(Stored items)
[BEGIN]

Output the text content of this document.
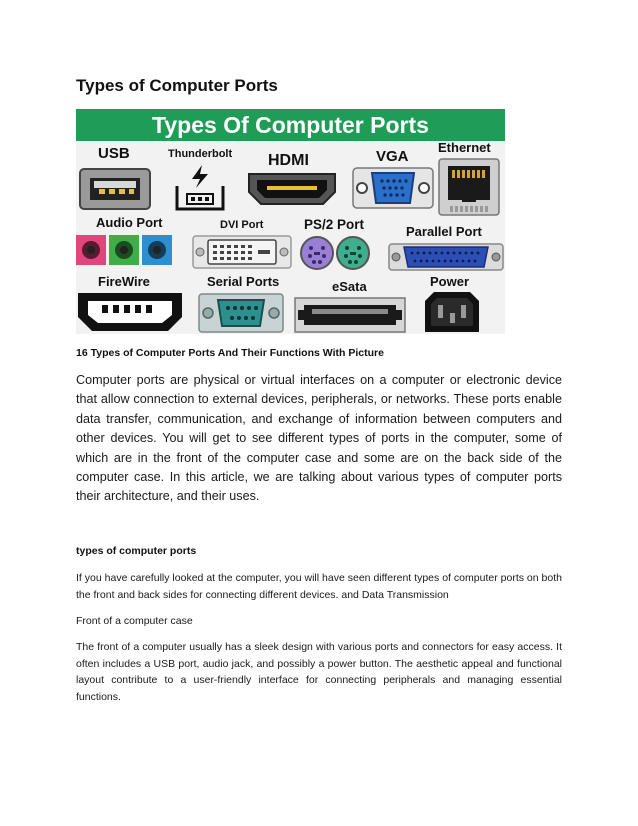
Types of Computer Ports
Types Of Computer Ports
USB	Thunderbolt HDMI	VGA
Ethernet
Audio Port	DVI Port	PS/2 Port	Parallel Port
FireWire	Serial Ports	eSata	Power

16 Types of Computer Ports And Their Functions With Picture

Computer ports are physical or virtual interfaces on a computer or electronic device that allow connection to external devices, peripherals, or networks. These ports enable data transfer, communication, and exchange of information between computers and other devices. You will get to see different types of ports in the computer, some of which are in the front of the computer case and some are on the back side of the computer case. In this article, we are talking about various types of computer ports their architecture, and their uses.

types of computer ports

If you have carefully looked at the computer, you will have seen different types of computer ports on both the front and back sides for connecting different devices. and Data Transmission

Front of a computer case

The front of a computer usually has a sleek design with various ports and connectors for easy access. It often includes a USB port, audio jack, and possibly a power button. The aesthetic appeal and functional layout contribute to a user-friendly interface for connecting peripherals and managing essential functions.
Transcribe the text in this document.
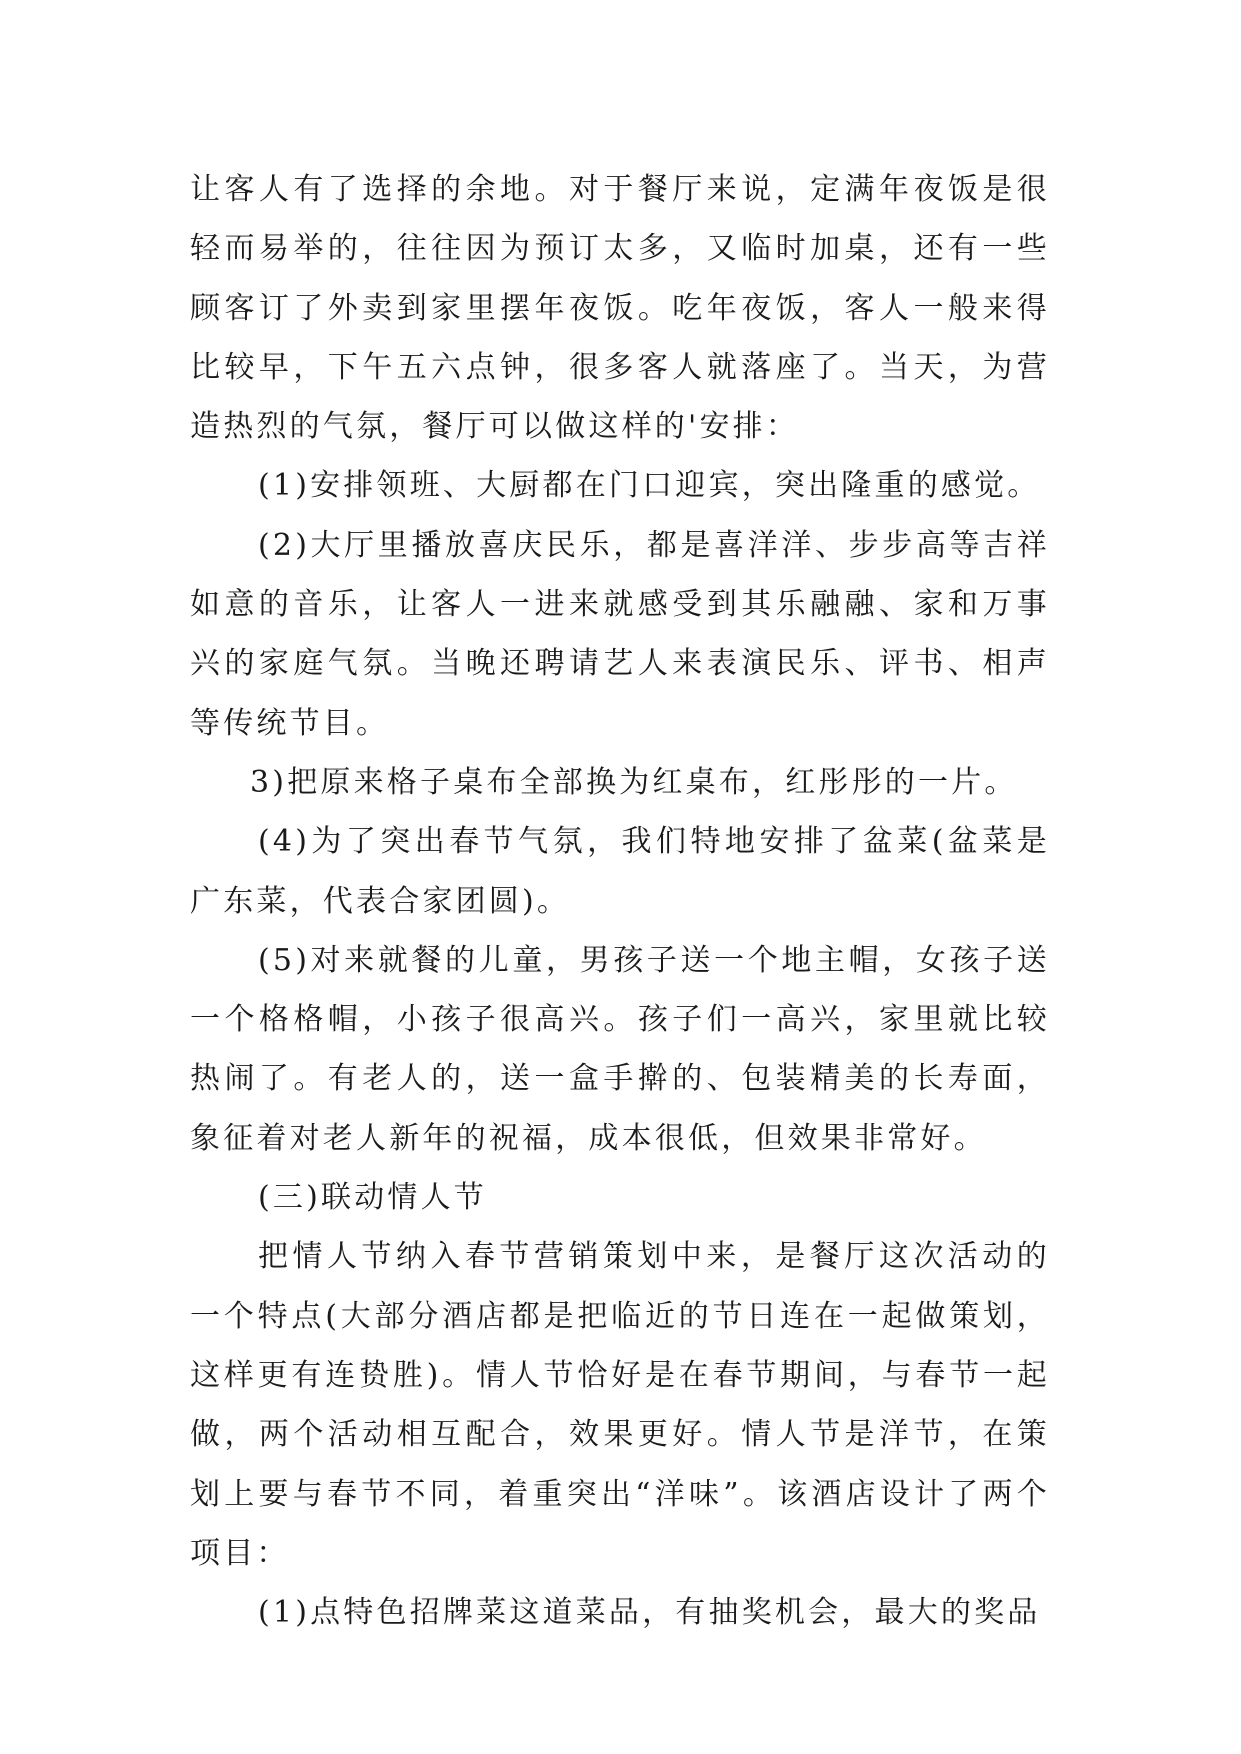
让客人有了选择的余地。对于餐厅来说，定满年夜饭是很轻而易举的，往往因为预订太多，又临时加桌，还有一些顾客订了外卖到家里摆年夜饭。吃年夜饭，客人一般来得比较早，下午五六点钟，很多客人就落座了。当天，为营造热烈的气氛，餐厅可以做这样的'安排：

(1)安排领班、大厨都在门口迎宾，突出隆重的感觉。

(2)大厅里播放喜庆民乐，都是喜洋洋、步步高等吉祥如意的音乐，让客人一进来就感受到其乐融融、家和万事兴的家庭气氛。当晚还聘请艺人来表演民乐、评书、相声等传统节目。

3)把原来格子桌布全部换为红桌布，红彤彤的一片。

(4)为了突出春节气氛，我们特地安排了盆菜(盆菜是广东菜，代表合家团圆)。

(5)对来就餐的儿童，男孩子送一个地主帽，女孩子送一个格格帽，小孩子很高兴。孩子们一高兴，家里就比较热闹了。有老人的，送一盒手擀的、包装精美的长寿面，象征着对老人新年的祝福，成本很低，但效果非常好。

(三)联动情人节

把情人节纳入春节营销策划中来，是餐厅这次活动的一个特点(大部分酒店都是把临近的节日连在一起做策划，这样更有连贽胜)。情人节恰好是在春节期间，与春节一起做，两个活动相互配合，效果更好。情人节是洋节，在策划上要与春节不同，着重突出“洋味”。该酒店设计了两个项目：

(1)点特色招牌菜这道菜品，有抽奖机会，最大的奖品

[END]

INSTRUCTIONS FOR THE TASK — Output all the records, word for word, with no pictures in the copy.

TASK SOLUTION —
Output the text content of this document.
Types of Computer Ports
Types Of Computer Ports
USB	Thunderbolt HDMI	VGA
Ethernet
Audio Port	DVI Port	PS/2 Port	Parallel Port
FireWire	Serial Ports	eSata	Power

16 Types of Computer Ports And Their Functions With Picture

Computer ports are physical or virtual interfaces on a computer or electronic device that allow connection to external devices, peripherals, or networks. These ports enable data transfer, communication, and exchange of information between computers and other devices. You will get to see different types of ports in the computer, some of which are in the front of the computer case and some are on the back side of the computer case. In this article, we are talking about various types of computer ports their architecture, and their uses.

types of computer ports

If you have carefully looked at the computer, you will have seen different types of computer ports on both the front and back sides for connecting different devices. and Data Transmission

Front of a computer case

The front of a computer usually has a sleek design with various ports and connectors for easy access. It often includes a USB port, audio jack, and possibly a power button. The aesthetic appeal and functional layout contribute to a user-friendly interface for connecting peripherals and managing essential functions.
Transcribe the text in this document.
让客人有了选择的余地。对于餐厅来说，定满年夜饭是很轻而易举的，往往因为预订太多，又临时加桌，还有一些顾客订了外卖到家里摆年夜饭。吃年夜饭，客人一般来得比较早，下午五六点钟，很多客人就落座了。当天，为营造热烈的气氛，餐厅可以做这样的'安排：

(1)安排领班、大厨都在门口迎宾，突出隆重的感觉。

(2)大厅里播放喜庆民乐，都是喜洋洋、步步高等吉祥如意的音乐，让客人一进来就感受到其乐融融、家和万事兴的家庭气氛。当晚还聘请艺人来表演民乐、评书、相声等传统节目。

3)把原来格子桌布全部换为红桌布，红彤彤的一片。

(4)为了突出春节气氛，我们特地安排了盆菜(盆菜是广东菜，代表合家团圆)。

(5)对来就餐的儿童，男孩子送一个地主帽，女孩子送一个格格帽，小孩子很高兴。孩子们一高兴，家里就比较热闹了。有老人的，送一盒手擀的、包装精美的长寿面，象征着对老人新年的祝福，成本很低，但效果非常好。

(三)联动情人节

把情人节纳入春节营销策划中来，是餐厅这次活动的一个特点(大部分酒店都是把临近的节日连在一起做策划，这样更有连贽胜)。情人节恰好是在春节期间，与春节一起做，两个活动相互配合，效果更好。情人节是洋节，在策划上要与春节不同，着重突出“洋味”。该酒店设计了两个项目：

(1)点特色招牌菜这道菜品，有抽奖机会，最大的奖品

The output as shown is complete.